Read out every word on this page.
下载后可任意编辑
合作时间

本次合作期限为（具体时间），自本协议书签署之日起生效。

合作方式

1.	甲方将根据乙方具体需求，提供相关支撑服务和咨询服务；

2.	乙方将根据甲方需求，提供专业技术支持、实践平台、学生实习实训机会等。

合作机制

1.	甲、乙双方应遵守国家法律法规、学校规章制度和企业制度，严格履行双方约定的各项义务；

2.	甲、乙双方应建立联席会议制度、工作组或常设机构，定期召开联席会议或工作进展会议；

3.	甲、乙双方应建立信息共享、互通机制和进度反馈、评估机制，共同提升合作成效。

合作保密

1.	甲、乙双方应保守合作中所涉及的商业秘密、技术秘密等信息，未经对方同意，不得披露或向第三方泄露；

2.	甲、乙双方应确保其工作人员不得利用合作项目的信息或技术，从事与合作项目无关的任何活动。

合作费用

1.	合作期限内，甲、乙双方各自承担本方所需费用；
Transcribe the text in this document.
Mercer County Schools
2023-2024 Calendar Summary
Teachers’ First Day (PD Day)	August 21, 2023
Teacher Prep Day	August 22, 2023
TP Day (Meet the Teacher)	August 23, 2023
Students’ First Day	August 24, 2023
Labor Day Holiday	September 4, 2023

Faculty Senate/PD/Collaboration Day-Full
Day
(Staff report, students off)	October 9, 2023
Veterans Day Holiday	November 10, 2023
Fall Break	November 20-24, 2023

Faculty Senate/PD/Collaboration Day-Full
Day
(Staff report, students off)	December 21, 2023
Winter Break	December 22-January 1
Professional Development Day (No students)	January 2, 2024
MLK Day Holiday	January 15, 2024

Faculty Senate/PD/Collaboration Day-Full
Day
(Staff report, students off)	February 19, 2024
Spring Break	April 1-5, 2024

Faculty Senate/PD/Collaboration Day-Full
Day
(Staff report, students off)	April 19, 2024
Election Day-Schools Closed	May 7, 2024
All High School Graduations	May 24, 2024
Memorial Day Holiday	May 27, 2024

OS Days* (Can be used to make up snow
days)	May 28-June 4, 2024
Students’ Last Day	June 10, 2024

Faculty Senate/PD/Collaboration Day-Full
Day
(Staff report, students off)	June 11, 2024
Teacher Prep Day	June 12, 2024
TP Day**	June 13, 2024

+++++

▸ **AIM**
Return the entries above exactly as they appear.

▸ **TASK RESPONSE**
Read out every word on this page.
下载后可任意编辑
合作时间

本次合作期限为（具体时间），自本协议书签署之日起生效。

合作方式

1.	甲方将根据乙方具体需求，提供相关支撑服务和咨询服务；

2.	乙方将根据甲方需求，提供专业技术支持、实践平台、学生实习实训机会等。

合作机制

1.	甲、乙双方应遵守国家法律法规、学校规章制度和企业制度，严格履行双方约定的各项义务；

2.	甲、乙双方应建立联席会议制度、工作组或常设机构，定期召开联席会议或工作进展会议；

3.	甲、乙双方应建立信息共享、互通机制和进度反馈、评估机制，共同提升合作成效。

合作保密

1.	甲、乙双方应保守合作中所涉及的商业秘密、技术秘密等信息，未经对方同意，不得披露或向第三方泄露；

2.	甲、乙双方应确保其工作人员不得利用合作项目的信息或技术，从事与合作项目无关的任何活动。

合作费用

1.	合作期限内，甲、乙双方各自承担本方所需费用；
Transcribe the text in this document.
Mercer County Schools
2023-2024 Calendar Summary
Teachers’ First Day (PD Day)	August 21, 2023
Teacher Prep Day	August 22, 2023
TP Day (Meet the Teacher)	August 23, 2023
Students’ First Day	August 24, 2023
Labor Day Holiday	September 4, 2023

Faculty Senate/PD/Collaboration Day-Full
Day
(Staff report, students off)	October 9, 2023
Veterans Day Holiday	November 10, 2023
Fall Break	November 20-24, 2023

Faculty Senate/PD/Collaboration Day-Full
Day
(Staff report, students off)	December 21, 2023
Winter Break	December 22-January 1
Professional Development Day (No students)	January 2, 2024
MLK Day Holiday	January 15, 2024

Faculty Senate/PD/Collaboration Day-Full
Day
(Staff report, students off)	February 19, 2024
Spring Break	April 1-5, 2024

Faculty Senate/PD/Collaboration Day-Full
Day
(Staff report, students off)	April 19, 2024
Election Day-Schools Closed	May 7, 2024
All High School Graduations	May 24, 2024
Memorial Day Holiday	May 27, 2024

OS Days* (Can be used to make up snow
days)	May 28-June 4, 2024
Students’ Last Day	June 10, 2024

Faculty Senate/PD/Collaboration Day-Full
Day
(Staff report, students off)	June 11, 2024
Teacher Prep Day	June 12, 2024
TP Day**	June 13, 2024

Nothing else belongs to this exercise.